ENTRIES PROVIDED:
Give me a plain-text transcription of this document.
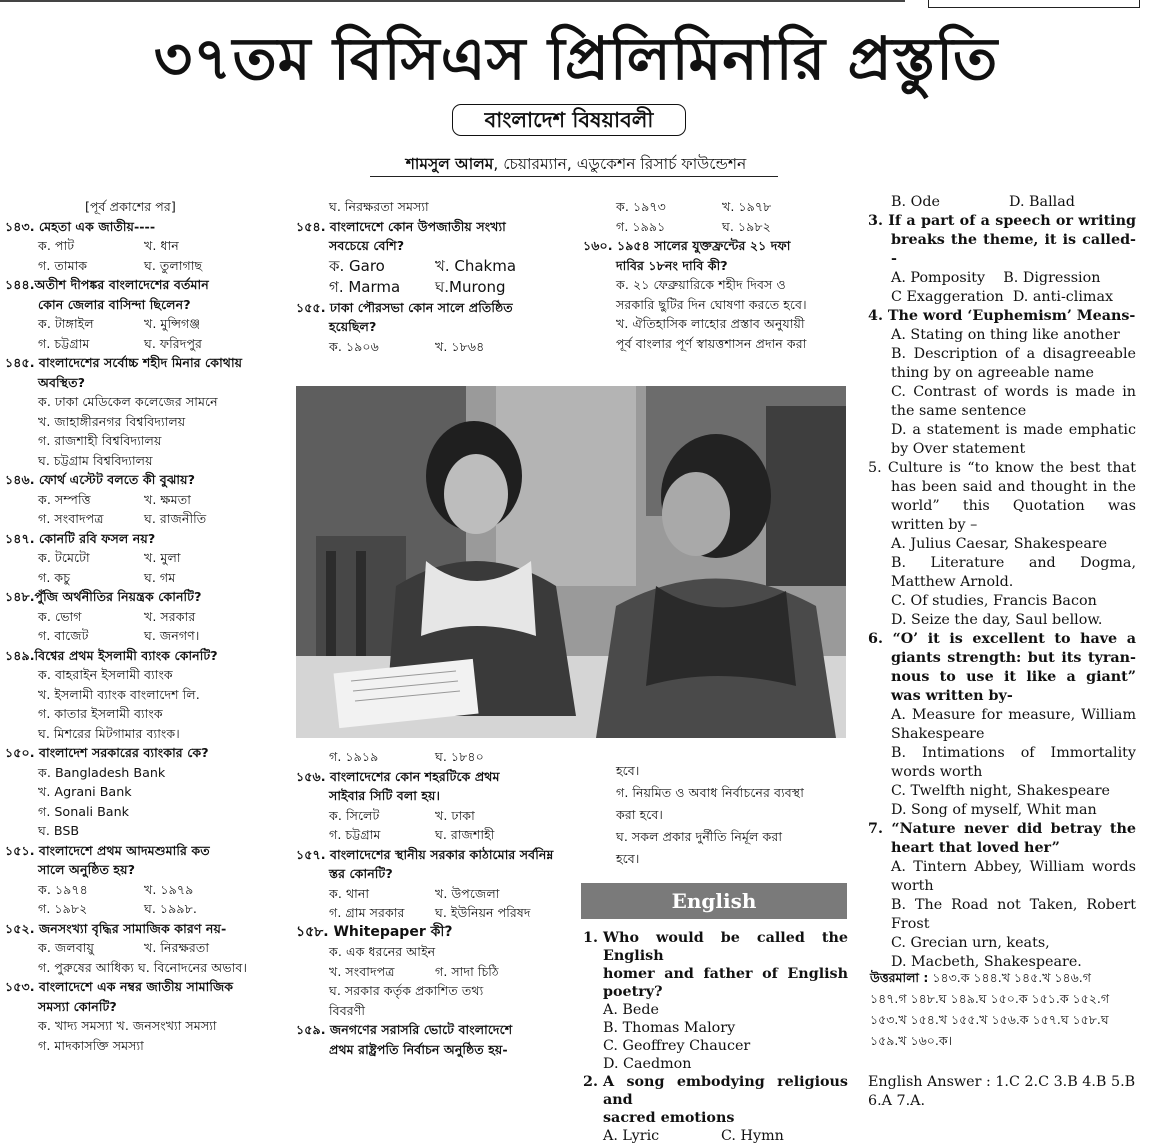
৩৭তম বিসিএস প্রিলিমিনারি প্রস্তুতি
বাংলাদেশ বিষয়াবলী
শামসুল আলম, চেয়ারম্যান, এডুকেশন রিসার্চ ফাউন্ডেশন

[পূর্ব প্রকাশের পর]

১৪৩. মেহতা এক জাতীয়----

ক. পাট	খ. ধান

গ. তামাক	ঘ. তুলাগাছ

১৪৪.অতীশ দীপঙ্কর বাংলাদেশের বর্তমান

কোন জেলার বাসিন্দা ছিলেন?

ক. টাঙ্গাইল	খ. মুন্সিগঞ্জ

গ. চট্টগ্রাম	ঘ. ফরিদপুর

১৪৫. বাংলাদেশের সর্বোচ্চ শহীদ মিনার কোথায়

অবস্থিত?

ক. ঢাকা মেডিকেল কলেজের সামনে

খ. জাহাঙ্গীরনগর বিশ্ববিদ্যালয়

গ. রাজশাহী বিশ্ববিদ্যালয়

ঘ. চট্টগ্রাম বিশ্ববিদ্যালয়

১৪৬. ফোর্থ এস্টেট বলতে কী বুঝায়?

ক. সম্পত্তি	খ. ক্ষমতা

গ. সংবাদপত্র	ঘ. রাজনীতি

১৪৭. কোনটি রবি ফসল নয়?

ক. টমেটো	খ. মুলা

গ. কচু	ঘ. গম

১৪৮.পুঁজি অর্থনীতির নিয়ন্ত্রক কোনটি?

ক. ভোগ	খ. সরকার

গ. বাজেট	ঘ. জনগণ।

১৪৯.বিশ্বের প্রথম ইসলামী ব্যাংক কোনটি?

ক. বাহরাইন ইসলামী ব্যাংক

খ. ইসলামী ব্যাংক বাংলাদেশ লি.

গ. কাতার ইসলামী ব্যাংক

ঘ. মিশরের মিটগামার ব্যাংক।

১৫০. বাংলাদেশ সরকারের ব্যাংকার কে?

ক. Bangladesh Bank

খ. Agrani Bank

গ. Sonali Bank

ঘ. BSB

১৫১. বাংলাদেশে প্রথম আদমশুমারি কত

সালে অনুষ্ঠিত হয়?

ক. ১৯৭৪	খ. ১৯৭৯

গ. ১৯৮২	ঘ. ১৯৯৮.

১৫২. জনসংখ্যা বৃদ্ধির সামাজিক কারণ নয়-

ক. জলবায়ু	খ. নিরক্ষরতা

গ. পুরুষের আধিক্য ঘ. বিনোদনের অভাব।

১৫৩. বাংলাদেশে এক নম্বর জাতীয় সামাজিক

সমস্যা কোনটি?

ক. খাদ্য সমস্যা খ. জনসংখ্যা সমস্যা

গ. মাদকাসক্তি সমস্যা

ঘ. নিরক্ষরতা সমস্যা

১৫৪. বাংলাদেশে কোন উপজাতীয় সংখ্যা

সবচেয়ে বেশি?

ক. Garo	খ. Chakma

গ. Marma ঘ.Murong

১৫৫. ঢাকা পৌরসভা কোন সালে প্রতিষ্ঠিত

হয়েছিল?

ক. ১৯০৬	খ. ১৮৬৪

ক. ১৯৭৩	খ. ১৯৭৮

গ. ১৯৯১	ঘ. ১৯৮২

১৬০. ১৯৫৪ সালের যুক্তফ্রন্টের ২১ দফা

দাবির ১৮নং দাবি কী?

ক. ২১ ফেব্রুয়ারিকে শহীদ দিবস ও

সরকারি ছুটির দিন ঘোষণা করতে হবে।

খ. ঐতিহাসিক লাহোর প্রস্তাব অনুযায়ী

পূর্ব বাংলার পূর্ণ স্বায়ত্তশাসন প্রদান করা

গ. ১৯১৯	ঘ. ১৮৪০

১৫৬. বাংলাদেশের কোন শহরটিকে প্রথম

সাইবার সিটি বলা হয়।

ক. সিলেট	খ. ঢাকা

গ. চট্টগ্রাম	ঘ. রাজশাহী

১৫৭. বাংলাদেশের স্থানীয় সরকার কাঠামোর সর্বনিম্ন

স্তর কোনটি?

ক. থানা	খ. উপজেলা

গ. গ্রাম সরকার ঘ. ইউনিয়ন পরিষদ

১৫৮. Whitepaper কী?

ক. এক ধরনের আইন

খ. সংবাদপত্র	গ. সাদা চিঠি

ঘ. সরকার কর্তৃক প্রকাশিত তথ্য

বিবরণী

১৫৯. জনগণের সরাসরি ভোটে বাংলাদেশে

প্রথম রাষ্ট্রপতি নির্বাচন অনুষ্ঠিত হয়-

হবে।

গ. নিয়মিত ও অবাধ নির্বাচনের ব্যবস্থা

করা হবে।

ঘ. সকল প্রকার দুর্নীতি নির্মূল করা

হবে।

English

1. Who would be called the English

homer and father of English

poetry?

A. Bede

B. Thomas Malory

C. Geoffrey Chaucer

D. Caedmon

2. A song embodying religious and

sacred emotions

A. Lyric	C. Hymn

B. Ode	D. Ballad

3. If a part of a speech or writing breaks the theme, it is called--

A. Pomposity    B. Digression

C Exaggeration  D. anti-climax

4. The word ‘Euphemism’ Means-

A. Stating on thing like another

B. Description of a disagreeable thing by on agreeable name

C. Contrast of words is made in the same sentence

D. a statement is made emphatic by Over statement

5. Culture is “to know the best that has been said and thought in the world” this Quotation was written by –

A. Julius Caesar, Shakespeare

B. Literature and Dogma, Matthew Arnold.

C. Of studies, Francis Bacon

D. Seize the day, Saul bellow.

6. “O’ it is excellent to have a giants strength: but its tyran-nous to use it like a giant” was written by-

A. Measure for measure, William Shakespeare

B. Intimations of Immortality words worth

C. Twelfth night, Shakespeare

D. Song of myself, Whit man

7. “Nature never did betray the heart that loved her”

A. Tintern Abbey, William words worth

B. The Road not Taken, Robert Frost

C. Grecian urn, keats,

D. Macbeth, Shakespeare.

উত্তরমালা : ১৪৩.ক ১৪৪.খ ১৪৫.খ ১৪৬.গ
১৪৭.গ ১৪৮.ঘ ১৪৯.ঘ ১৫০.ক ১৫১.ক ১৫২.গ
১৫৩.খ ১৫৪.খ ১৫৫.খ ১৫৬.ক ১৫৭.ঘ ১৫৮.ঘ
১৫৯.খ ১৬০.ক।

English Answer : 1.C 2.C 3.B 4.B 5.B

6.A 7.A.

EXERCISE DESCRIPTION: Identify and extract each line of the listing that contains "thing".

TASK RESULT:
A. Stating on thing like another
B. Description of a disagreeable thing by on agreeable name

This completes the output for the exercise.